* Description of the task
Here are records with pictures in them. Copy all of them exactly and leave the pictures out.

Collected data
::::::::::

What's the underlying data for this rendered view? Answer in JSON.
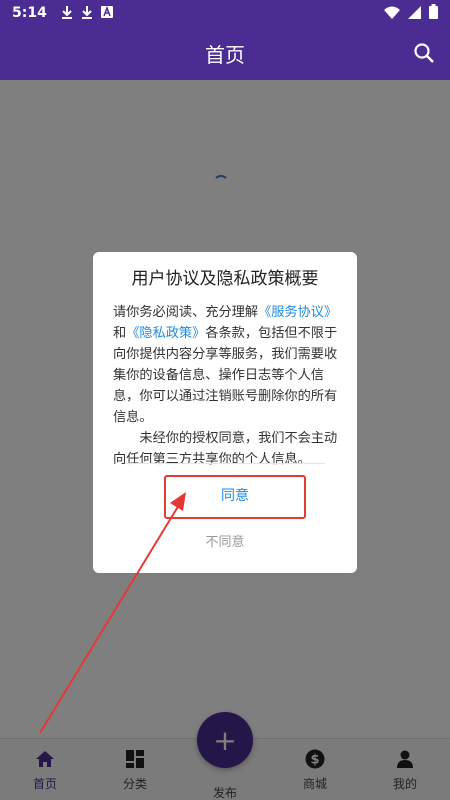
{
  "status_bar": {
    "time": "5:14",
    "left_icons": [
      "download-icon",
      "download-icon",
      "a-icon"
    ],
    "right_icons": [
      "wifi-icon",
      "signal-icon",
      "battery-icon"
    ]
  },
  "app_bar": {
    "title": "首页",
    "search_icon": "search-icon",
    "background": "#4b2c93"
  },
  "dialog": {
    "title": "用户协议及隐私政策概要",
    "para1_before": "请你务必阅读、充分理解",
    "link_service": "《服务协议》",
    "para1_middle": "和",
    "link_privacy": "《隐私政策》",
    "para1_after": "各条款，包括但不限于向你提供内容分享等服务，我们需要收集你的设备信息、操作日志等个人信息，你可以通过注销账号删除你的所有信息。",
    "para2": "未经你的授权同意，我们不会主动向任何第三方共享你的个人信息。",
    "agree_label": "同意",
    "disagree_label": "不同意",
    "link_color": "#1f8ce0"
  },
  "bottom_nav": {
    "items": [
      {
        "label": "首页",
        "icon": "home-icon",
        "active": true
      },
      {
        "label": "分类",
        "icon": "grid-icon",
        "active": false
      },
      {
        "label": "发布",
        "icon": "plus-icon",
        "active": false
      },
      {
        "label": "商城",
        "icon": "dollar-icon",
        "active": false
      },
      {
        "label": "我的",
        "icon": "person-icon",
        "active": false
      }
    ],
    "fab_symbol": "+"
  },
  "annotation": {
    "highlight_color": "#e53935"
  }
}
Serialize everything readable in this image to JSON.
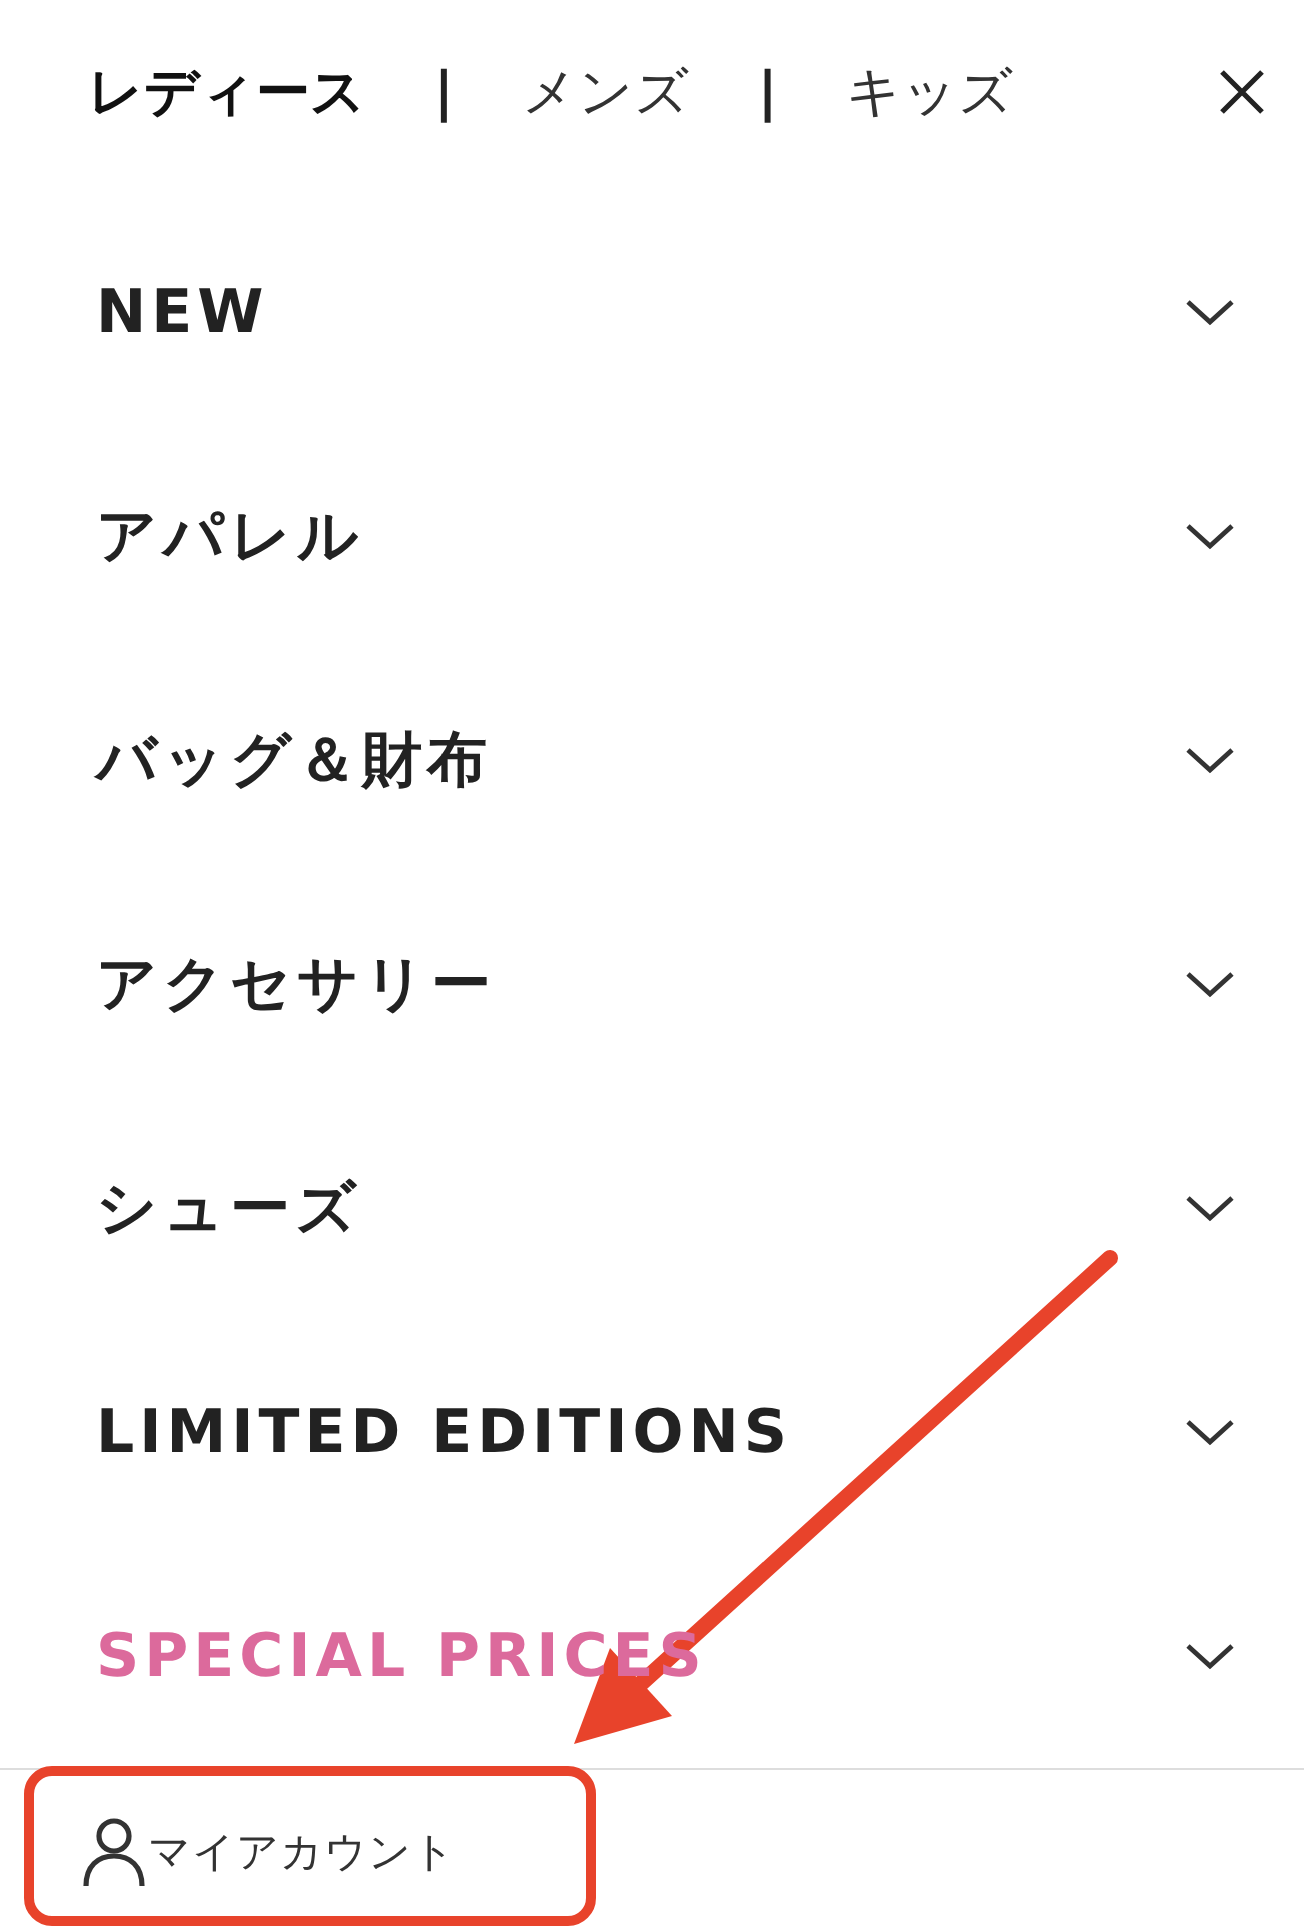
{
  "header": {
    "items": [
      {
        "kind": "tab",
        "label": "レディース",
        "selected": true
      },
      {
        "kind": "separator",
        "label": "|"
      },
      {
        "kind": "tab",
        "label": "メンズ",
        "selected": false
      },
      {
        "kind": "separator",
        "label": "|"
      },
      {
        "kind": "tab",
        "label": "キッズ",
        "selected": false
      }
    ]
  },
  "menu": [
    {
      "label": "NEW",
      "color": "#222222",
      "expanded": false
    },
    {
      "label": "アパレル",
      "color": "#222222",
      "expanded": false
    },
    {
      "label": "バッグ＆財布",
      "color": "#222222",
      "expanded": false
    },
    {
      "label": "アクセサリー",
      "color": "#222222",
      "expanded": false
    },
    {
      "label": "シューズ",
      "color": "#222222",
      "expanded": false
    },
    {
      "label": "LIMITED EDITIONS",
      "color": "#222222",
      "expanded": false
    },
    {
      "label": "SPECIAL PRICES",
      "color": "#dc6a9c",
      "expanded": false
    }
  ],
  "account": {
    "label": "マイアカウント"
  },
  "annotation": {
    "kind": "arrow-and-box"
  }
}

::::::::::

* Answer to this exercise
What's the underlying data for this rendered view? Answer in JSON.
{
  "status_bar": {
    "time": "5:14",
    "left_icons": [
      "download-icon",
      "download-icon",
      "a-icon"
    ],
    "right_icons": [
      "wifi-icon",
      "signal-icon",
      "battery-icon"
    ]
  },
  "app_bar": {
    "title": "首页",
    "search_icon": "search-icon",
    "background": "#4b2c93"
  },
  "dialog": {
    "title": "用户协议及隐私政策概要",
    "para1_before": "请你务必阅读、充分理解",
    "link_service": "《服务协议》",
    "para1_middle": "和",
    "link_privacy": "《隐私政策》",
    "para1_after": "各条款，包括但不限于向你提供内容分享等服务，我们需要收集你的设备信息、操作日志等个人信息，你可以通过注销账号删除你的所有信息。",
    "para2": "未经你的授权同意，我们不会主动向任何第三方共享你的个人信息。",
    "agree_label": "同意",
    "disagree_label": "不同意",
    "link_color": "#1f8ce0"
  },
  "bottom_nav": {
    "items": [
      {
        "label": "首页",
        "icon": "home-icon",
        "active": true
      },
      {
        "label": "分类",
        "icon": "grid-icon",
        "active": false
      },
      {
        "label": "发布",
        "icon": "plus-icon",
        "active": false
      },
      {
        "label": "商城",
        "icon": "dollar-icon",
        "active": false
      },
      {
        "label": "我的",
        "icon": "person-icon",
        "active": false
      }
    ],
    "fab_symbol": "+"
  },
  "annotation": {
    "highlight_color": "#e53935"
  }
}
Serialize everything readable in this image to JSON.
{
  "header": {
    "items": [
      {
        "kind": "tab",
        "label": "レディース",
        "selected": true
      },
      {
        "kind": "separator",
        "label": "|"
      },
      {
        "kind": "tab",
        "label": "メンズ",
        "selected": false
      },
      {
        "kind": "separator",
        "label": "|"
      },
      {
        "kind": "tab",
        "label": "キッズ",
        "selected": false
      }
    ]
  },
  "menu": [
    {
      "label": "NEW",
      "color": "#222222",
      "expanded": false
    },
    {
      "label": "アパレル",
      "color": "#222222",
      "expanded": false
    },
    {
      "label": "バッグ＆財布",
      "color": "#222222",
      "expanded": false
    },
    {
      "label": "アクセサリー",
      "color": "#222222",
      "expanded": false
    },
    {
      "label": "シューズ",
      "color": "#222222",
      "expanded": false
    },
    {
      "label": "LIMITED EDITIONS",
      "color": "#222222",
      "expanded": false
    },
    {
      "label": "SPECIAL PRICES",
      "color": "#dc6a9c",
      "expanded": false
    }
  ],
  "account": {
    "label": "マイアカウント"
  },
  "annotation": {
    "kind": "arrow-and-box"
  }
}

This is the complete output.